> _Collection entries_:
* * *

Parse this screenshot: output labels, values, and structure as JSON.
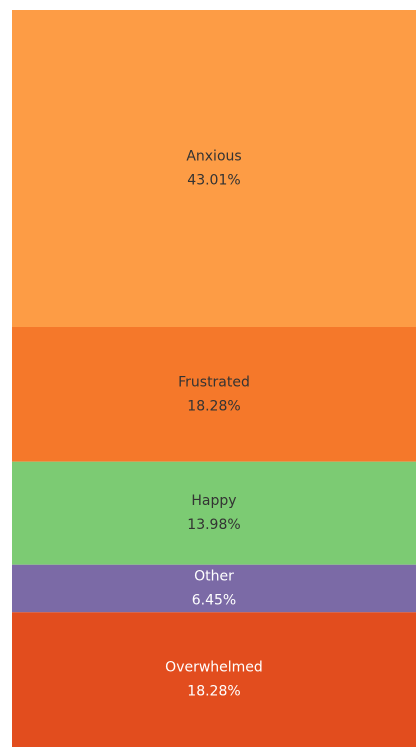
{
  "chart_data": {
    "type": "stacked_bar",
    "categories": [
      "Anxious",
      "Frustrated",
      "Happy",
      "Other",
      "Overwhelmed"
    ],
    "values": [
      43.01,
      18.28,
      13.98,
      6.45,
      18.28
    ],
    "value_labels": [
      "43.01%",
      "18.28%",
      "13.98%",
      "6.45%",
      "18.28%"
    ],
    "colors": [
      "#fd9c45",
      "#f5782a",
      "#7ccb73",
      "#7b6aa6",
      "#e24d1e"
    ],
    "ylim": [
      0,
      100
    ]
  }
}
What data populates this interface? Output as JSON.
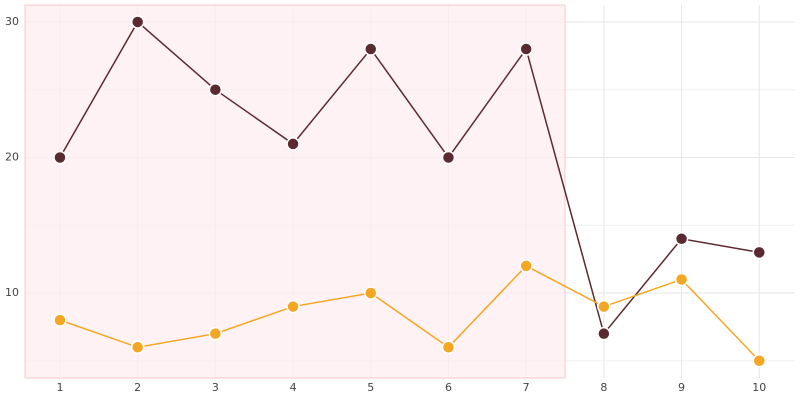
{
  "chart_data": {
    "type": "line",
    "x": [
      1,
      2,
      3,
      4,
      5,
      6,
      7,
      8,
      9,
      10
    ],
    "series": [
      {
        "color": "#5a2a30",
        "values": [
          20,
          30,
          25,
          21,
          28,
          20,
          28,
          7,
          14,
          13
        ]
      },
      {
        "color": "#f5a623",
        "values": [
          8,
          6,
          7,
          9,
          10,
          6,
          12,
          9,
          11,
          5
        ]
      }
    ],
    "xlim": [
      0.55,
      10.46
    ],
    "xticks": [
      1,
      2,
      3,
      4,
      5,
      6,
      7,
      8,
      9,
      10
    ],
    "ylim": [
      3.73,
      31.25
    ],
    "yticks": [
      10,
      20,
      30
    ],
    "minor_yticks": [
      5,
      15,
      25
    ],
    "grid": true,
    "highlight_xlim": [
      0.55,
      7.5
    ],
    "highlight_color": "#fdeef0",
    "highlight_border": "#f8c8cc"
  }
}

* * *

> _PROBLEM DETAILS_: Return all the lines that contain the string "JSON".

> _TASK RESPONSE_:
Parse this screenshot: output labels, values, and structure as JSON.
What data populates this interface? Output as JSON.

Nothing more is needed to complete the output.